Filter the records below down to lines containing "this".

_Record list_:
- - - - -

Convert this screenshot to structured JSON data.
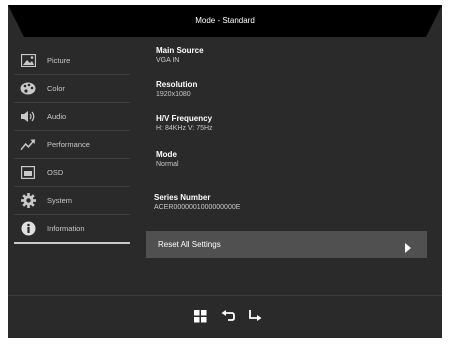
{
  "header": {
    "title": "Mode - Standard"
  },
  "sidebar": {
    "items": [
      {
        "label": "Picture",
        "icon": "picture-icon"
      },
      {
        "label": "Color",
        "icon": "palette-icon"
      },
      {
        "label": "Audio",
        "icon": "speaker-icon"
      },
      {
        "label": "Performance",
        "icon": "performance-icon"
      },
      {
        "label": "OSD",
        "icon": "osd-icon"
      },
      {
        "label": "System",
        "icon": "gear-icon"
      },
      {
        "label": "Information",
        "icon": "info-icon"
      }
    ],
    "active": "Information"
  },
  "info": {
    "main_source": {
      "label": "Main Source",
      "value": "VGA IN"
    },
    "resolution": {
      "label": "Resolution",
      "value": "1920x1080"
    },
    "frequency": {
      "label": "H/V Frequency",
      "value": "H: 84KHz V: 75Hz"
    },
    "mode": {
      "label": "Mode",
      "value": "Normal"
    },
    "series": {
      "label": "Series Number",
      "value": "ACER0000001000000000E"
    }
  },
  "reset": {
    "label": "Reset All Settings",
    "icon": "chevron-right-icon"
  },
  "footer": {
    "icons": [
      "menu-grid-icon",
      "back-icon",
      "enter-icon"
    ]
  },
  "colors": {
    "panel": "#2a2a2a",
    "header": "#000000",
    "highlight": "#505050"
  }
}
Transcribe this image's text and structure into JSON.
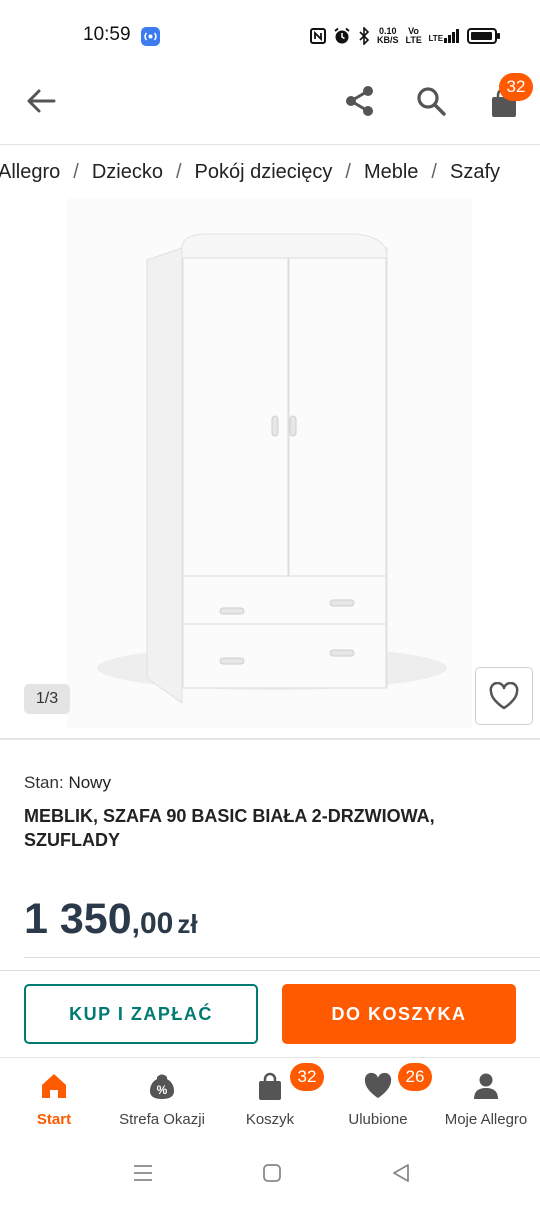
{
  "status_bar": {
    "time": "10:59",
    "speed_value": "0.10",
    "speed_unit": "KB/S",
    "net1": "Vo LTE",
    "net2": "LTE",
    "icons": [
      "nfc-icon",
      "alarm-icon",
      "bluetooth-icon",
      "signal-icon",
      "battery-icon"
    ]
  },
  "app_bar": {
    "cart_count": "32",
    "icons": [
      "back-arrow-icon",
      "share-icon",
      "search-icon",
      "cart-icon"
    ]
  },
  "breadcrumb": [
    "Allegro",
    "Dziecko",
    "Pokój dziecięcy",
    "Meble",
    "Szafy"
  ],
  "breadcrumb_separator": "/",
  "gallery": {
    "counter": "1/3",
    "favorite_icon": "heart-outline-icon"
  },
  "product": {
    "condition_label": "Stan:",
    "condition_value": "Nowy",
    "title": "MEBLIK, SZAFA 90 BASIC BIAŁA 2-DRZWIOWA, SZUFLADY",
    "price_int": "1 350",
    "price_dec": ",00",
    "currency": "zł"
  },
  "actions": {
    "buy_label": "KUP I ZAPŁAĆ",
    "cart_label": "DO KOSZYKA"
  },
  "bottom_nav": [
    {
      "label": "Start",
      "icon": "home-icon",
      "active": true
    },
    {
      "label": "Strefa Okazji",
      "icon": "percent-bag-icon"
    },
    {
      "label": "Koszyk",
      "icon": "cart-icon",
      "badge": "32"
    },
    {
      "label": "Ulubione",
      "icon": "heart-icon",
      "badge": "26"
    },
    {
      "label": "Moje Allegro",
      "icon": "user-icon"
    }
  ],
  "colors": {
    "accent": "#ff5a00",
    "teal": "#007a72"
  }
}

- - - - -

_Output_:
Convert this screenshot to structured JSON data.
Transcribe this image's text and structure into JSON.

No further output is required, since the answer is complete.